* Problem: Retype all the records with nothing changed.

* Collected data:
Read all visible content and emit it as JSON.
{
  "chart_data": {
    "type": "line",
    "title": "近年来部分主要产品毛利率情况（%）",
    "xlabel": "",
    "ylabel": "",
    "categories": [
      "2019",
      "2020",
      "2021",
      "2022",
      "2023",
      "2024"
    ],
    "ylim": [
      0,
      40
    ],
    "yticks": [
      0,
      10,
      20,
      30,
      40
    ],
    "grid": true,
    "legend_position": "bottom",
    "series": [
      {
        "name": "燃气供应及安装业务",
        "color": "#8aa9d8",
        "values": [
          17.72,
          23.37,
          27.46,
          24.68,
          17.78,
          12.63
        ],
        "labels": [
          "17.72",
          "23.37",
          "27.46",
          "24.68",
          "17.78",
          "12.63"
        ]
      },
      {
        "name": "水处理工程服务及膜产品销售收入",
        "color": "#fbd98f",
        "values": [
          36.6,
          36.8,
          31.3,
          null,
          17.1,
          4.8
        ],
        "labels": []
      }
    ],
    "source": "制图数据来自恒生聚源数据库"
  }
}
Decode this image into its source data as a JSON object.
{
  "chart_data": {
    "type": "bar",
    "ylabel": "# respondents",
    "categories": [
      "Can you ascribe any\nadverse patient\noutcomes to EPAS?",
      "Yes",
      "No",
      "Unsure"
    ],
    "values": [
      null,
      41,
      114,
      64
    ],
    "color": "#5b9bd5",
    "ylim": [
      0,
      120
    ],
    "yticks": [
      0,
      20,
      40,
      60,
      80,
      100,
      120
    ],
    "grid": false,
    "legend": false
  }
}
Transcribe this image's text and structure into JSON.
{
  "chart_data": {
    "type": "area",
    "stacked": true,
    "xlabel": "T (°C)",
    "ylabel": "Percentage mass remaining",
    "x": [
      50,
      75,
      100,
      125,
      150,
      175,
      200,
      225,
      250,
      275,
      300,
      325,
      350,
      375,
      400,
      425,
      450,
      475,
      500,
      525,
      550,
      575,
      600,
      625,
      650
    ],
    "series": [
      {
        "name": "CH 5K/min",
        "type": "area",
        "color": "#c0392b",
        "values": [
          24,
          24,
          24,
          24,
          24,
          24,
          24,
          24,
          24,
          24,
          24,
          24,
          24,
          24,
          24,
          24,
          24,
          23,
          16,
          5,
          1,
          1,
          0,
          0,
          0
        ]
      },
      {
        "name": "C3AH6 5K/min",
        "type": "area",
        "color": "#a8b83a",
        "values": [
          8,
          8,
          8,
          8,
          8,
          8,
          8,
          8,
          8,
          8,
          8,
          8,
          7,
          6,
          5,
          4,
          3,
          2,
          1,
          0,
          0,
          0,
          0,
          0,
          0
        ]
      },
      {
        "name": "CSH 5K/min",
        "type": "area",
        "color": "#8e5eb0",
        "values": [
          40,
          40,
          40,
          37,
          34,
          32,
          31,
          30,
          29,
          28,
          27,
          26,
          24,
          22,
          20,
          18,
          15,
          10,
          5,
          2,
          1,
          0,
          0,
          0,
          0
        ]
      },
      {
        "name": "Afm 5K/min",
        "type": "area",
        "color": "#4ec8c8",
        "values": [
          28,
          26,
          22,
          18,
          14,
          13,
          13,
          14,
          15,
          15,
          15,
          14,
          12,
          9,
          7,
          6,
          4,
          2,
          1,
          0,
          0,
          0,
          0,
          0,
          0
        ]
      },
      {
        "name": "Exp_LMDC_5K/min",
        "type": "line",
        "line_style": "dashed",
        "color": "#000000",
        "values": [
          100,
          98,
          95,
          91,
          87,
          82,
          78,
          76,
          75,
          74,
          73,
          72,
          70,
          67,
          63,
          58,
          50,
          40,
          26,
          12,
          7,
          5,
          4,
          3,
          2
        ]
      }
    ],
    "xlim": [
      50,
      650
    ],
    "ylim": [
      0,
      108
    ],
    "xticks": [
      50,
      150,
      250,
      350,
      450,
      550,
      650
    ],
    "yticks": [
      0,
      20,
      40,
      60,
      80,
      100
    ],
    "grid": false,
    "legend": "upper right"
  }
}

* Written response:
Read all visible content and emit it as JSON.
{
  "chart_data": {
    "type": "line",
    "title": "近年来部分主要产品毛利率情况（%）",
    "xlabel": "",
    "ylabel": "",
    "categories": [
      "2019",
      "2020",
      "2021",
      "2022",
      "2023",
      "2024"
    ],
    "ylim": [
      0,
      40
    ],
    "yticks": [
      0,
      10,
      20,
      30,
      40
    ],
    "grid": true,
    "legend_position": "bottom",
    "series": [
      {
        "name": "燃气供应及安装业务",
        "color": "#8aa9d8",
        "values": [
          17.72,
          23.37,
          27.46,
          24.68,
          17.78,
          12.63
        ],
        "labels": [
          "17.72",
          "23.37",
          "27.46",
          "24.68",
          "17.78",
          "12.63"
        ]
      },
      {
        "name": "水处理工程服务及膜产品销售收入",
        "color": "#fbd98f",
        "values": [
          36.6,
          36.8,
          31.3,
          null,
          17.1,
          4.8
        ],
        "labels": []
      }
    ],
    "source": "制图数据来自恒生聚源数据库"
  }
}
Decode this image into its source data as a JSON object.
{
  "chart_data": {
    "type": "bar",
    "ylabel": "# respondents",
    "categories": [
      "Can you ascribe any\nadverse patient\noutcomes to EPAS?",
      "Yes",
      "No",
      "Unsure"
    ],
    "values": [
      null,
      41,
      114,
      64
    ],
    "color": "#5b9bd5",
    "ylim": [
      0,
      120
    ],
    "yticks": [
      0,
      20,
      40,
      60,
      80,
      100,
      120
    ],
    "grid": false,
    "legend": false
  }
}
Transcribe this image's text and structure into JSON.
{
  "chart_data": {
    "type": "area",
    "stacked": true,
    "xlabel": "T (°C)",
    "ylabel": "Percentage mass remaining",
    "x": [
      50,
      75,
      100,
      125,
      150,
      175,
      200,
      225,
      250,
      275,
      300,
      325,
      350,
      375,
      400,
      425,
      450,
      475,
      500,
      525,
      550,
      575,
      600,
      625,
      650
    ],
    "series": [
      {
        "name": "CH 5K/min",
        "type": "area",
        "color": "#c0392b",
        "values": [
          24,
          24,
          24,
          24,
          24,
          24,
          24,
          24,
          24,
          24,
          24,
          24,
          24,
          24,
          24,
          24,
          24,
          23,
          16,
          5,
          1,
          1,
          0,
          0,
          0
        ]
      },
      {
        "name": "C3AH6 5K/min",
        "type": "area",
        "color": "#a8b83a",
        "values": [
          8,
          8,
          8,
          8,
          8,
          8,
          8,
          8,
          8,
          8,
          8,
          8,
          7,
          6,
          5,
          4,
          3,
          2,
          1,
          0,
          0,
          0,
          0,
          0,
          0
        ]
      },
      {
        "name": "CSH 5K/min",
        "type": "area",
        "color": "#8e5eb0",
        "values": [
          40,
          40,
          40,
          37,
          34,
          32,
          31,
          30,
          29,
          28,
          27,
          26,
          24,
          22,
          20,
          18,
          15,
          10,
          5,
          2,
          1,
          0,
          0,
          0,
          0
        ]
      },
      {
        "name": "Afm 5K/min",
        "type": "area",
        "color": "#4ec8c8",
        "values": [
          28,
          26,
          22,
          18,
          14,
          13,
          13,
          14,
          15,
          15,
          15,
          14,
          12,
          9,
          7,
          6,
          4,
          2,
          1,
          0,
          0,
          0,
          0,
          0,
          0
        ]
      },
      {
        "name": "Exp_LMDC_5K/min",
        "type": "line",
        "line_style": "dashed",
        "color": "#000000",
        "values": [
          100,
          98,
          95,
          91,
          87,
          82,
          78,
          76,
          75,
          74,
          73,
          72,
          70,
          67,
          63,
          58,
          50,
          40,
          26,
          12,
          7,
          5,
          4,
          3,
          2
        ]
      }
    ],
    "xlim": [
      50,
      650
    ],
    "ylim": [
      0,
      108
    ],
    "xticks": [
      50,
      150,
      250,
      350,
      450,
      550,
      650
    ],
    "yticks": [
      0,
      20,
      40,
      60,
      80,
      100
    ],
    "grid": false,
    "legend": "upper right"
  }
}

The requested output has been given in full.